Scan the material for the word "specified", and copy each line where it shows up.

□ □ □ □ □ □ □

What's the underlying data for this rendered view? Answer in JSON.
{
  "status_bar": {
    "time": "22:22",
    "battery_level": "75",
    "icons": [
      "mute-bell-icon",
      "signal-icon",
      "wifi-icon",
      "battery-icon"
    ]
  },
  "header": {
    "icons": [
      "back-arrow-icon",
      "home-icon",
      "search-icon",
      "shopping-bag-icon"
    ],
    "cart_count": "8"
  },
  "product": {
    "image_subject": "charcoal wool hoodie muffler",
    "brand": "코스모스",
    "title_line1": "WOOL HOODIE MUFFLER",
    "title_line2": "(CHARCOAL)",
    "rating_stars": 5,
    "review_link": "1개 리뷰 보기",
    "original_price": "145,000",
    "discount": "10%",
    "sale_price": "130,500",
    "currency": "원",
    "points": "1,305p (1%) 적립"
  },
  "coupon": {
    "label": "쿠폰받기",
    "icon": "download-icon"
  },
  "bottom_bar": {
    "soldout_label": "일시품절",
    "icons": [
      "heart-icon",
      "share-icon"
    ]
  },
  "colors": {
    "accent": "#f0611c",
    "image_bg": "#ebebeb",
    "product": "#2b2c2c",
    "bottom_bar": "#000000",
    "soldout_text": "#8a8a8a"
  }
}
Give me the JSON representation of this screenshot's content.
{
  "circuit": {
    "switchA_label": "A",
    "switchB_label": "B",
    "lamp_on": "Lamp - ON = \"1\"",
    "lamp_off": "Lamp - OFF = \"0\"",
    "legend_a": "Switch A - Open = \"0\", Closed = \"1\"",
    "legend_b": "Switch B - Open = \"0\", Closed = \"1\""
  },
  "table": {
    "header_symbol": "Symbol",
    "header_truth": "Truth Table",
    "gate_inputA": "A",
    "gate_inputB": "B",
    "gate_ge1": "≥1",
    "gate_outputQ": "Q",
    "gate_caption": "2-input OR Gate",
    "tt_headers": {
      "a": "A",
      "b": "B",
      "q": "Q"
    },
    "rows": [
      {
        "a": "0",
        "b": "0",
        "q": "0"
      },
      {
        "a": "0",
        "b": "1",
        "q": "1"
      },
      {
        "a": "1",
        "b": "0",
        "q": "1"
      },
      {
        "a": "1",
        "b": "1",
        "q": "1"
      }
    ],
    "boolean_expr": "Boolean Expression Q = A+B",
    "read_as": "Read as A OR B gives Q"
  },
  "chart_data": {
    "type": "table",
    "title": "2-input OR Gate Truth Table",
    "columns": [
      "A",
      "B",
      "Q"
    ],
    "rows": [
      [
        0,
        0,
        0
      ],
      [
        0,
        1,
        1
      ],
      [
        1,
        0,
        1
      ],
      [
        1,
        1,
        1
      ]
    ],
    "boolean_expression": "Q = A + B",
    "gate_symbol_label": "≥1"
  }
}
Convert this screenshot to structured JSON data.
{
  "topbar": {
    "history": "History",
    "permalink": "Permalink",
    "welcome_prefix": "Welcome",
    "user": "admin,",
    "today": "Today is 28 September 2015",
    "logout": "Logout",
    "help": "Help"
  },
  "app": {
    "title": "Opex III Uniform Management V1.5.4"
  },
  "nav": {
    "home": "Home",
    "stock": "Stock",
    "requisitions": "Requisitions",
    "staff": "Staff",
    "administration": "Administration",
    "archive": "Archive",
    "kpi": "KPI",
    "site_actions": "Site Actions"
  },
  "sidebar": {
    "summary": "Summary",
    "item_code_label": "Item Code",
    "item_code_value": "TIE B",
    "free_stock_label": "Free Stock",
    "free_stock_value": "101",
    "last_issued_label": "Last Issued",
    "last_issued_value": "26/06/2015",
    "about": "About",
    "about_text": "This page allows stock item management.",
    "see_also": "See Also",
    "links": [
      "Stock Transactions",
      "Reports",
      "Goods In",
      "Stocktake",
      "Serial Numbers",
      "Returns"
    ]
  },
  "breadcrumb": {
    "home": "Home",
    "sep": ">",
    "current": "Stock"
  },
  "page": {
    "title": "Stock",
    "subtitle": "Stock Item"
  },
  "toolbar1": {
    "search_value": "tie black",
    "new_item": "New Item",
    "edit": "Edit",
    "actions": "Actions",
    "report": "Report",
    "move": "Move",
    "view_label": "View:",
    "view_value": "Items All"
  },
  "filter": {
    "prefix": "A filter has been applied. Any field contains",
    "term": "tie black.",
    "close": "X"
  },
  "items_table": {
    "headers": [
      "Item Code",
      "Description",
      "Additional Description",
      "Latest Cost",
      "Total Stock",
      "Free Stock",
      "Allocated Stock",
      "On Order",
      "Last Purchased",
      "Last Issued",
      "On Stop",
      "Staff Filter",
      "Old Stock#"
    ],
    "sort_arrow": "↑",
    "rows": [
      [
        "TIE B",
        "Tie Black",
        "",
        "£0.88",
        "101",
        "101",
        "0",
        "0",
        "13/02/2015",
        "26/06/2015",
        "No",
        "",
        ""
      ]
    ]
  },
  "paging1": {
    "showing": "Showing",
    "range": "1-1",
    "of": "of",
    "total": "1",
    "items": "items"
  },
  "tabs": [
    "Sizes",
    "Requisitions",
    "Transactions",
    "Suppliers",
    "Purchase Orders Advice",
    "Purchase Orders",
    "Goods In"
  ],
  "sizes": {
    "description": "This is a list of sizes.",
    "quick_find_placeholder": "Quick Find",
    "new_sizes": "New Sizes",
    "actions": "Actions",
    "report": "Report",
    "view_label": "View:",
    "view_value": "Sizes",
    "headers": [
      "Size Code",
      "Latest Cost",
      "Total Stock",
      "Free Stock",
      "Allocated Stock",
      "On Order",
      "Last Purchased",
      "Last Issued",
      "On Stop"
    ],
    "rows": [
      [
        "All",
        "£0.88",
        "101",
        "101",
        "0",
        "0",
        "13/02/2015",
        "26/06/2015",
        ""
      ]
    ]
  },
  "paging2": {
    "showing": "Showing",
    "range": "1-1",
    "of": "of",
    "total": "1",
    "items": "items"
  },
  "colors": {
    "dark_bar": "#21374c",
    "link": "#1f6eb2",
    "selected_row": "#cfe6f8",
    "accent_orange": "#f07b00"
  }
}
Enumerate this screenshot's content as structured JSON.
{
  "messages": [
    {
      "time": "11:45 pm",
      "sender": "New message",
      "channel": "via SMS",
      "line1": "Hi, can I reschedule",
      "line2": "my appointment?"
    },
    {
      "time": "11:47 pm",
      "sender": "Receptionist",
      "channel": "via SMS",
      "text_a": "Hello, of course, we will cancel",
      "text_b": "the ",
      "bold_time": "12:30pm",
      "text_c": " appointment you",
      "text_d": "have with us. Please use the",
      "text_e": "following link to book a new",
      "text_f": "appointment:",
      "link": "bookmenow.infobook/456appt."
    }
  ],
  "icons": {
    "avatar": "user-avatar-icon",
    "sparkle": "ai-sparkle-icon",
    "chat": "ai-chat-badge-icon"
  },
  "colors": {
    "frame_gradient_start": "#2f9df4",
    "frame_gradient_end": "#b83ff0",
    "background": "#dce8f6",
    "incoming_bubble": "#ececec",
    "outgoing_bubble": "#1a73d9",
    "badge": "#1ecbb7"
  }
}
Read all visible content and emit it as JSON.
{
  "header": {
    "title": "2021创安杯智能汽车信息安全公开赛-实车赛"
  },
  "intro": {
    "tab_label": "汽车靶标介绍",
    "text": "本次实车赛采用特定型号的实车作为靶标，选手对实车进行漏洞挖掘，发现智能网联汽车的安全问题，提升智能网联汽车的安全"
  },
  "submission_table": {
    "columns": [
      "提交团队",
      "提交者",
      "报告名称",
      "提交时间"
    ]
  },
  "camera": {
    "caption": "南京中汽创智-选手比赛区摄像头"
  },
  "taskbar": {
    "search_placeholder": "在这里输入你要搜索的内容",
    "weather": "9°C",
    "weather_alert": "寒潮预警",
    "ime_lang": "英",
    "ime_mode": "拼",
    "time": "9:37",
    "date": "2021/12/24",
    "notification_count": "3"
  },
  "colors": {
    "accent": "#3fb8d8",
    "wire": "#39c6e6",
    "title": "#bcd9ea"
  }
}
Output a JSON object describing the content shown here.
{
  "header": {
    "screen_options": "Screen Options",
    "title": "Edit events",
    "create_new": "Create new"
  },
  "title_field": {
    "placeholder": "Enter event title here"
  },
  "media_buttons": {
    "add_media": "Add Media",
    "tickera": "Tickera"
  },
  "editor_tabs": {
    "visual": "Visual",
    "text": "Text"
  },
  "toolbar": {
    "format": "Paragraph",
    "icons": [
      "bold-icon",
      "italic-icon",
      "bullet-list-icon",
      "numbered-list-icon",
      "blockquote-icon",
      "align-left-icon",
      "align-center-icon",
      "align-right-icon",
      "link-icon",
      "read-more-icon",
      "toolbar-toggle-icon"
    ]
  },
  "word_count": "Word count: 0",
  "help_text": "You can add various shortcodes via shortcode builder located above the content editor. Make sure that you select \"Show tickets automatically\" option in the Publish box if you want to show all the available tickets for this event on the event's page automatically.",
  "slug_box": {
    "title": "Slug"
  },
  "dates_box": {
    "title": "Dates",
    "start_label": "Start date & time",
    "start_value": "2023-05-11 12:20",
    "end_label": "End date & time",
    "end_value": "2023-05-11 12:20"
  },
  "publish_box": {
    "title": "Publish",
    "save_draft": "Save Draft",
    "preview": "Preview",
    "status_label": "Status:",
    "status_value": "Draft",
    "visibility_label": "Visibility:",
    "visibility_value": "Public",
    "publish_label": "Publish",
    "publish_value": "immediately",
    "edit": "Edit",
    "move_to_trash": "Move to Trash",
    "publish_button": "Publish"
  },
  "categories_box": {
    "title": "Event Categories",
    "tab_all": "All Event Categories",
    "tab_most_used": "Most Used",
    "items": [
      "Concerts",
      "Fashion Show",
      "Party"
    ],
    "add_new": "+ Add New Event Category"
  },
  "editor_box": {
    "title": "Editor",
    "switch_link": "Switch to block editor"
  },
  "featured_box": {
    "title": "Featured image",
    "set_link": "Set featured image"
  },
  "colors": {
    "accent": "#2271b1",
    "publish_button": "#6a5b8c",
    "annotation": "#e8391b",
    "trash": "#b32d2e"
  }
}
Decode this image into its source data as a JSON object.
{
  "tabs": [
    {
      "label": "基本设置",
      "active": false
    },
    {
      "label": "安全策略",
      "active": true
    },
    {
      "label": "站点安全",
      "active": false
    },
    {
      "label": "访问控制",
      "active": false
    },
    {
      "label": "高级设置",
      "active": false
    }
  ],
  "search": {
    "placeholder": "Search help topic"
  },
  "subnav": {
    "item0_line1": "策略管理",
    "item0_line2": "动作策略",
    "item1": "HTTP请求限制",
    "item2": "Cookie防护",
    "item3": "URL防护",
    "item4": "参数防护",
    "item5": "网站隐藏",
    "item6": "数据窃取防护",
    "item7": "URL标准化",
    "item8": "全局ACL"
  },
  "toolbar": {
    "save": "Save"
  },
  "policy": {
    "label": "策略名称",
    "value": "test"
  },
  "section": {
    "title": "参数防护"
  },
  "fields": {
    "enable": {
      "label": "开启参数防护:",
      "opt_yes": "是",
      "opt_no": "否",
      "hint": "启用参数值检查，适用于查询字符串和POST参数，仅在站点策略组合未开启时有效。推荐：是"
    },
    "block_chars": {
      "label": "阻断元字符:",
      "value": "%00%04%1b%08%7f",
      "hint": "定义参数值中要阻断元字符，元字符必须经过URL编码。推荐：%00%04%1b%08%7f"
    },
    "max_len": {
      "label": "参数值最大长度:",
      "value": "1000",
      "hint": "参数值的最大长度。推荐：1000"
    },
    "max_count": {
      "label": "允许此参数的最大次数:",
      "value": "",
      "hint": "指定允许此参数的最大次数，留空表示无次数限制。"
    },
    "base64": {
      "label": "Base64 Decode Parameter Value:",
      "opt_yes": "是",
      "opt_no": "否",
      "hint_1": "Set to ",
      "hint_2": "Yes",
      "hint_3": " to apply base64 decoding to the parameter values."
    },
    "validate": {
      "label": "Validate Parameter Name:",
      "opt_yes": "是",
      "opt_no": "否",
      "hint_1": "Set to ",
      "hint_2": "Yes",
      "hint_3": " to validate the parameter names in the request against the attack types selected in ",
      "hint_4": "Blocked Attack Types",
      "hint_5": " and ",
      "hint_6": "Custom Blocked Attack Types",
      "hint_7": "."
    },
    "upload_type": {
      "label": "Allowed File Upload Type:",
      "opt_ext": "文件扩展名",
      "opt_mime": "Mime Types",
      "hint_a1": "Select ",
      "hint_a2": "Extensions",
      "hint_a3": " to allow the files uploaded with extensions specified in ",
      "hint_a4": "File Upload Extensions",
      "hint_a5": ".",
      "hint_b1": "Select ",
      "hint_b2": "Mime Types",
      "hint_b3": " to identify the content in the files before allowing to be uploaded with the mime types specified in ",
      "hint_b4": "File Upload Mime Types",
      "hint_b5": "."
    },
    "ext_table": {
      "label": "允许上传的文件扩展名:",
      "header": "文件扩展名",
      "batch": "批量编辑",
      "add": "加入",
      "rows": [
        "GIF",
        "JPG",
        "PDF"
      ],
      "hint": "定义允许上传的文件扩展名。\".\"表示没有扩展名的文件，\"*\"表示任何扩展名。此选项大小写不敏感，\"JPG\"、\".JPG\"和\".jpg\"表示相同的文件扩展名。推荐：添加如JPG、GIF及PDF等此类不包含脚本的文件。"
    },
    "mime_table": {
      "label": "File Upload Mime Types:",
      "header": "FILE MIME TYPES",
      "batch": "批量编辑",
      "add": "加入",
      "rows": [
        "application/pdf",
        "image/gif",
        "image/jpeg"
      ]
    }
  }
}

□ □ □ □ □ □ □

Exercise solution:
      "hint_a3": " to allow the files uploaded with extensions specified in ",
      "hint_b3": " to identify the content in the files before allowing to be uploaded with the mime types specified in ",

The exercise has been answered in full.